* _Stated exercise_
Pick out each line in these entries that contains the string "this".
# Start of Listed entries
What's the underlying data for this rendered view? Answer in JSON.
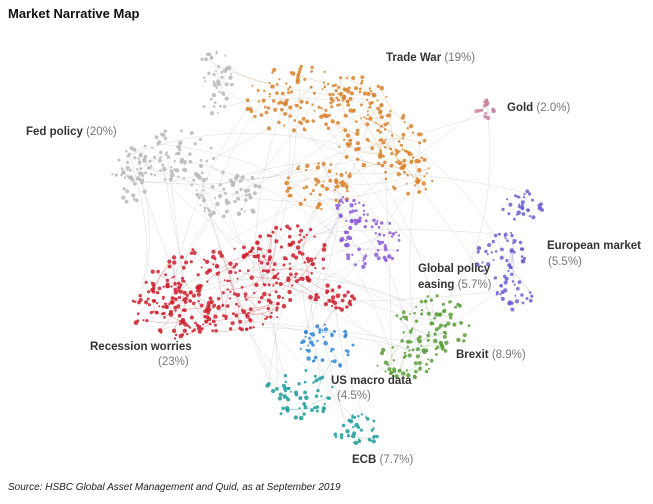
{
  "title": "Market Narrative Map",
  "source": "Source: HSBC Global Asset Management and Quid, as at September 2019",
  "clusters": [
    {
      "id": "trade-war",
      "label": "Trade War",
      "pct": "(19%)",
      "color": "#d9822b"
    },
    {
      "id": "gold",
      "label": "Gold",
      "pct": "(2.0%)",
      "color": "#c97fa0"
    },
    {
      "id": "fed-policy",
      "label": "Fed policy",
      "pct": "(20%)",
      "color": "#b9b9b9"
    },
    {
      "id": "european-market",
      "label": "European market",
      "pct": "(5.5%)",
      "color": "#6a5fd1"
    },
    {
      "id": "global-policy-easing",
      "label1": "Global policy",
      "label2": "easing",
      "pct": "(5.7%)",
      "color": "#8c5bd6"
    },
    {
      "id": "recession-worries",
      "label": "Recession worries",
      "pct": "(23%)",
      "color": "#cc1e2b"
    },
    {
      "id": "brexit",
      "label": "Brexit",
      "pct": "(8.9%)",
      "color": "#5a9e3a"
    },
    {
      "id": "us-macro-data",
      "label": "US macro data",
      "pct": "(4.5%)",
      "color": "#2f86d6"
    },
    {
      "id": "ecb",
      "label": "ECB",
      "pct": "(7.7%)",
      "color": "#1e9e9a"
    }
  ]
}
# End of Listed entries
# Start of Listed entries
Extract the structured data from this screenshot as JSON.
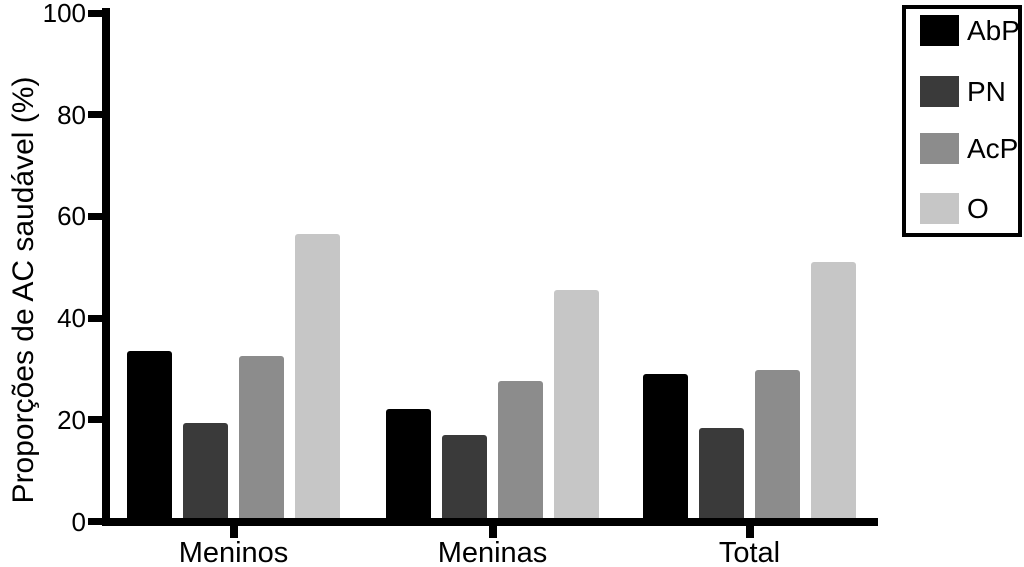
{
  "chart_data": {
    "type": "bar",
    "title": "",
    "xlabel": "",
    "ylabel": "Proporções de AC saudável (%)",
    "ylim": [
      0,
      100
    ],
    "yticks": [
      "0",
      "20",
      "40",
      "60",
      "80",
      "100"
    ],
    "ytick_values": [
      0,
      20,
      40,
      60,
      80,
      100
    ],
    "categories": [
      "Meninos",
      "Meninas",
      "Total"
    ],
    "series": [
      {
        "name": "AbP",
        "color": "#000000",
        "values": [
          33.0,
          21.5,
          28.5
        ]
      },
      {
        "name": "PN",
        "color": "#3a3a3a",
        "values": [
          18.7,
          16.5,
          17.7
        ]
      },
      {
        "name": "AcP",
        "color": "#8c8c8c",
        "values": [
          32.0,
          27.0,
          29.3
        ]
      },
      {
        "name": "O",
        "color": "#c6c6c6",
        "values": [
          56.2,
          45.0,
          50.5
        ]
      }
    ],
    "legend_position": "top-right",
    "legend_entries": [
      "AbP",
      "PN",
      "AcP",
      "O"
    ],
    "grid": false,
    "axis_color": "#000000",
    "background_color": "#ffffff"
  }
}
# End of Listed entries
# Start of Listed entries
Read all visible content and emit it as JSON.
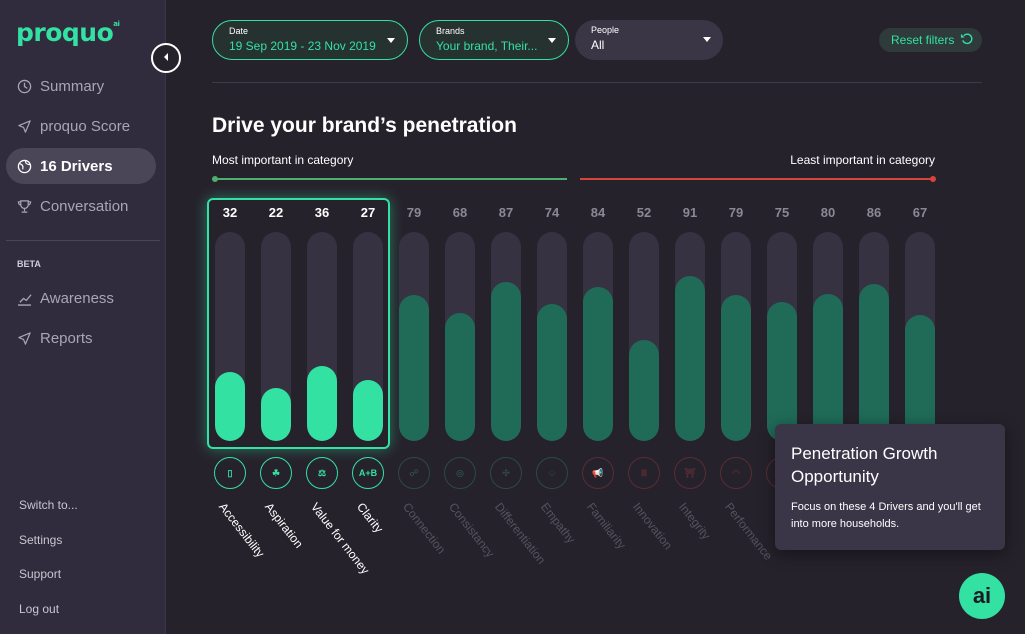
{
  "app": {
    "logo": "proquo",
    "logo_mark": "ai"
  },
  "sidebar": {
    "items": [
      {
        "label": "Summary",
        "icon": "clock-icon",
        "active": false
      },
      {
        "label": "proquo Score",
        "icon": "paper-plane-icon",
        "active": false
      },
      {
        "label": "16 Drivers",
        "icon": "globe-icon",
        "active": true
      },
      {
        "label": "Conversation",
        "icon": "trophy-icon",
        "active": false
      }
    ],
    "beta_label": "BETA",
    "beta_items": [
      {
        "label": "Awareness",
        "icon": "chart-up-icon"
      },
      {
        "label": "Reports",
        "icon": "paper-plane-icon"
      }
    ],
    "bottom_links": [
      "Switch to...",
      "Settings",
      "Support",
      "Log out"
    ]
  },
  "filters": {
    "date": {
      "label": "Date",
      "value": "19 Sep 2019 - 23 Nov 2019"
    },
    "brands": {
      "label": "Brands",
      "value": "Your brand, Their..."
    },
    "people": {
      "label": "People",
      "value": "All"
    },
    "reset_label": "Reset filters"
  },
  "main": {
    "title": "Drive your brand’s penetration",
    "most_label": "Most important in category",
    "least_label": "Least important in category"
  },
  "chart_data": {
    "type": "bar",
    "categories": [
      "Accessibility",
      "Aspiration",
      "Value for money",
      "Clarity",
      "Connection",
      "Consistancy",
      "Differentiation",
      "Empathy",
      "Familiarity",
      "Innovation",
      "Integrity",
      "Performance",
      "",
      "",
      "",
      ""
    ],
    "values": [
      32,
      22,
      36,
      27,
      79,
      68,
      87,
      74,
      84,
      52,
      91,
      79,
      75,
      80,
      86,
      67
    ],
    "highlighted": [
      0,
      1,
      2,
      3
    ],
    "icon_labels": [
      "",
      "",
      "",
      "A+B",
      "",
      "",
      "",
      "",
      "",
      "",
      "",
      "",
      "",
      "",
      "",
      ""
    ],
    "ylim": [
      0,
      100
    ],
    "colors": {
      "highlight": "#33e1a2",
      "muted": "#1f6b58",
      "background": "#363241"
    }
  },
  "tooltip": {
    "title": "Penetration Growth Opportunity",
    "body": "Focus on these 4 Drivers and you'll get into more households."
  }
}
# End of Listed entries
* _Solved problem_
What's the underlying data for this rendered view? Answer in JSON.
Extract the structured data from this screenshot as JSON.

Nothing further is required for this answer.